- SHORT TASK -
Will you quote all of the entries, word for word?

Dataset items
(begin)

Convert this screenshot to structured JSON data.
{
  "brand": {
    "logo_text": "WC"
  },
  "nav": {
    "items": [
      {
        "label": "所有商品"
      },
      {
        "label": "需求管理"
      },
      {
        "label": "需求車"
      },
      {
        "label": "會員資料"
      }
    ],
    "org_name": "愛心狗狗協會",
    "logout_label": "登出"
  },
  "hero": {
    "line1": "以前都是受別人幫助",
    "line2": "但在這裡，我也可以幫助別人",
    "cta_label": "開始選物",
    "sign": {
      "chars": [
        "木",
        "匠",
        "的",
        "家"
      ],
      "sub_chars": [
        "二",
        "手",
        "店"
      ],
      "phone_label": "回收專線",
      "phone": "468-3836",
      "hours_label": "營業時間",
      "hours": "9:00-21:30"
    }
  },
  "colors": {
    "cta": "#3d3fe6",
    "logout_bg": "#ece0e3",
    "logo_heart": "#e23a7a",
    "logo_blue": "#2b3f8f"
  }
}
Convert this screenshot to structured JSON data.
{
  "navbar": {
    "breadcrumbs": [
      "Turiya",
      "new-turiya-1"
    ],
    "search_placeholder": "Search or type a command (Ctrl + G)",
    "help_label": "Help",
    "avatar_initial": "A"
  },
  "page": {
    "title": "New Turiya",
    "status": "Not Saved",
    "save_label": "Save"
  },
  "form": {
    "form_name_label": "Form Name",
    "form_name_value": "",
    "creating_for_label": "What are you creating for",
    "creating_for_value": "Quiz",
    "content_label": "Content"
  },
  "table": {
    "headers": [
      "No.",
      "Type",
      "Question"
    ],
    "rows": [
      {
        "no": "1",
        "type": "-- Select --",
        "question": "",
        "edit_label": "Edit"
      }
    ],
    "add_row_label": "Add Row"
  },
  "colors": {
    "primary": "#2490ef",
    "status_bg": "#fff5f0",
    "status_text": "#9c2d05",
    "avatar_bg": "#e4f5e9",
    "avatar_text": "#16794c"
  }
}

(end)

- ANSWER TO THIS TASK -
Convert this screenshot to structured JSON data.
{
  "brand": {
    "logo_text": "WC"
  },
  "nav": {
    "items": [
      {
        "label": "所有商品"
      },
      {
        "label": "需求管理"
      },
      {
        "label": "需求車"
      },
      {
        "label": "會員資料"
      }
    ],
    "org_name": "愛心狗狗協會",
    "logout_label": "登出"
  },
  "hero": {
    "line1": "以前都是受別人幫助",
    "line2": "但在這裡，我也可以幫助別人",
    "cta_label": "開始選物",
    "sign": {
      "chars": [
        "木",
        "匠",
        "的",
        "家"
      ],
      "sub_chars": [
        "二",
        "手",
        "店"
      ],
      "phone_label": "回收專線",
      "phone": "468-3836",
      "hours_label": "營業時間",
      "hours": "9:00-21:30"
    }
  },
  "colors": {
    "cta": "#3d3fe6",
    "logout_bg": "#ece0e3",
    "logo_heart": "#e23a7a",
    "logo_blue": "#2b3f8f"
  }
}
Convert this screenshot to structured JSON data.
{
  "navbar": {
    "breadcrumbs": [
      "Turiya",
      "new-turiya-1"
    ],
    "search_placeholder": "Search or type a command (Ctrl + G)",
    "help_label": "Help",
    "avatar_initial": "A"
  },
  "page": {
    "title": "New Turiya",
    "status": "Not Saved",
    "save_label": "Save"
  },
  "form": {
    "form_name_label": "Form Name",
    "form_name_value": "",
    "creating_for_label": "What are you creating for",
    "creating_for_value": "Quiz",
    "content_label": "Content"
  },
  "table": {
    "headers": [
      "No.",
      "Type",
      "Question"
    ],
    "rows": [
      {
        "no": "1",
        "type": "-- Select --",
        "question": "",
        "edit_label": "Edit"
      }
    ],
    "add_row_label": "Add Row"
  },
  "colors": {
    "primary": "#2490ef",
    "status_bg": "#fff5f0",
    "status_text": "#9c2d05",
    "avatar_bg": "#e4f5e9",
    "avatar_text": "#16794c"
  }
}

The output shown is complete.